- [Exercise directions]:
Count every line of the material that holds the string "this". Respond with the total only.

** begin **

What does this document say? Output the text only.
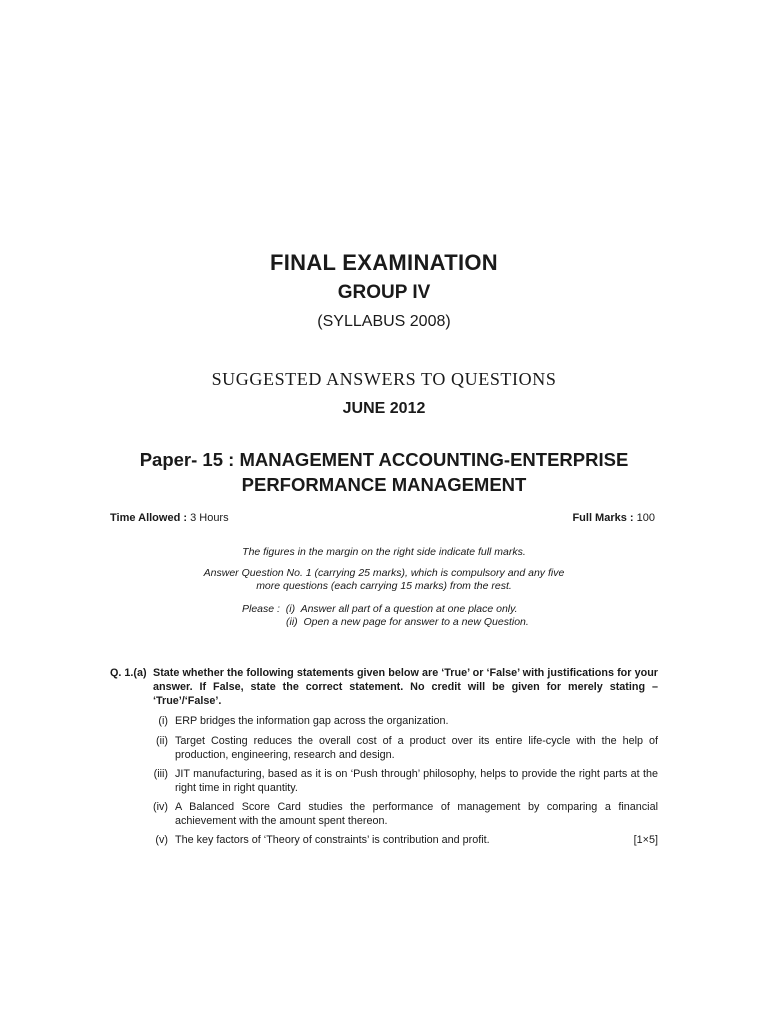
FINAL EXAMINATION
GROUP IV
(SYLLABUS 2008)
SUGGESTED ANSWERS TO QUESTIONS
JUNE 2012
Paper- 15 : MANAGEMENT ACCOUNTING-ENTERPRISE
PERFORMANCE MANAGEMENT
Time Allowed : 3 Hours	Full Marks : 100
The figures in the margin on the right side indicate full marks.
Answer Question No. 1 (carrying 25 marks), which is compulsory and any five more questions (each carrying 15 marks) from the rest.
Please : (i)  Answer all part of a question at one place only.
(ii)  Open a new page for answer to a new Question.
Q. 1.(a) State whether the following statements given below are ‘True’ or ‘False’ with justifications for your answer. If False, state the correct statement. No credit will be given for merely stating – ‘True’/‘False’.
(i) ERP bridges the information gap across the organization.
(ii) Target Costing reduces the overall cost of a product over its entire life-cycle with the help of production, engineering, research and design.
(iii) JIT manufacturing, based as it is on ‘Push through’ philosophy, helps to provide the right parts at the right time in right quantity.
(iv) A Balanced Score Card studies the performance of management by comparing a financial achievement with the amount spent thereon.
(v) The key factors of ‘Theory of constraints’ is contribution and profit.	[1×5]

** end **
** begin **

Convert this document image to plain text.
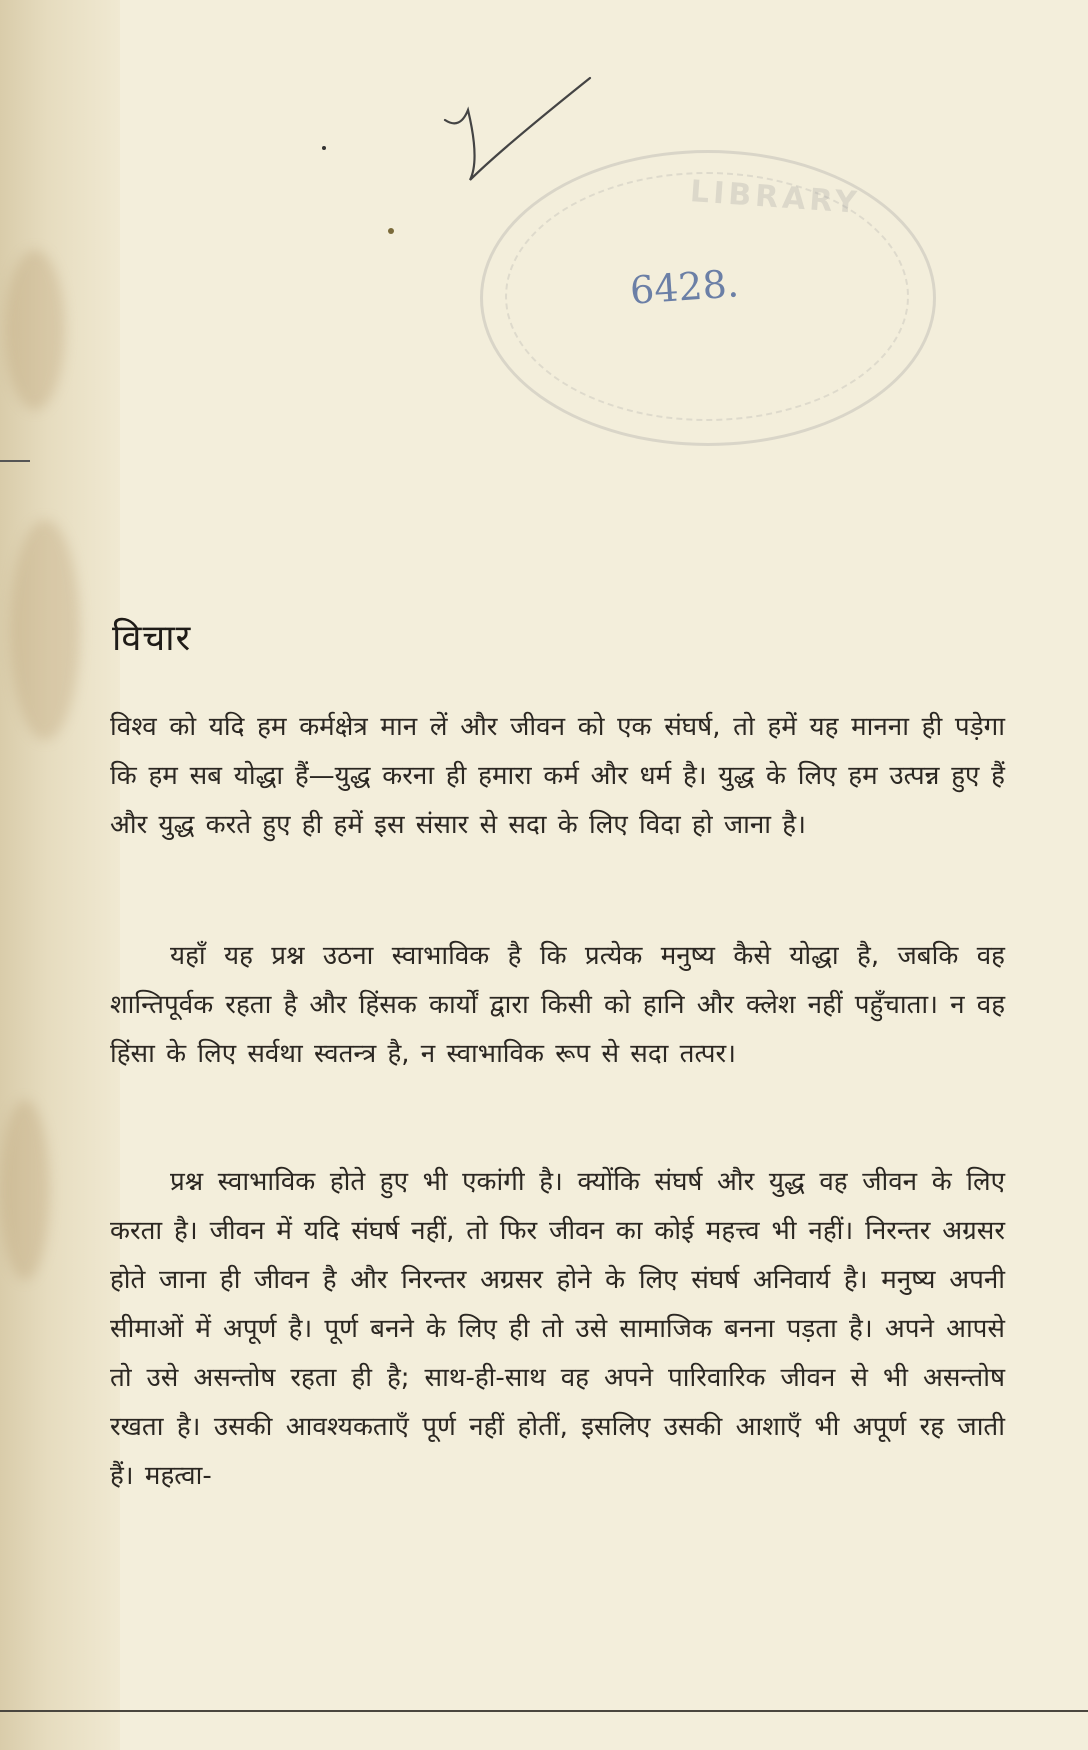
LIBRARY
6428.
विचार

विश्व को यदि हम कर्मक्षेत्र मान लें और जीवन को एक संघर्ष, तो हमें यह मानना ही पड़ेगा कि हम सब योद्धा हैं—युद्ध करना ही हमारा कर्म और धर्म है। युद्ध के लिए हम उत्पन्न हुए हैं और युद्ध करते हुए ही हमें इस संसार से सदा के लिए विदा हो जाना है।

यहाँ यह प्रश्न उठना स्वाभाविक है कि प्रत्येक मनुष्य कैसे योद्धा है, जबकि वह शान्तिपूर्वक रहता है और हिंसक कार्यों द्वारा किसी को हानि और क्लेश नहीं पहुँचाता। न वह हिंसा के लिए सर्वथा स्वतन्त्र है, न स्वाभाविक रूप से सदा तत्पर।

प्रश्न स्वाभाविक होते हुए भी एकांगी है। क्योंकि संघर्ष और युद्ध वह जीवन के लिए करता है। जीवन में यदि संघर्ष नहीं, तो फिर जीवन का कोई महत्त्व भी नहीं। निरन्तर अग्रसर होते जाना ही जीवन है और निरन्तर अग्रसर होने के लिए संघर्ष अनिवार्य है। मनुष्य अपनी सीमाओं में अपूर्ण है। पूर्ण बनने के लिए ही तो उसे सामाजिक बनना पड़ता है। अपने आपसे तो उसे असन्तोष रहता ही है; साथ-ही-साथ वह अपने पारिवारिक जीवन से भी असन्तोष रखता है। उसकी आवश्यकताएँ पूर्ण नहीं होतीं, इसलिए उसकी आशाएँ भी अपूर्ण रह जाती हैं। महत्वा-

** end **

- [Answer in full]:
2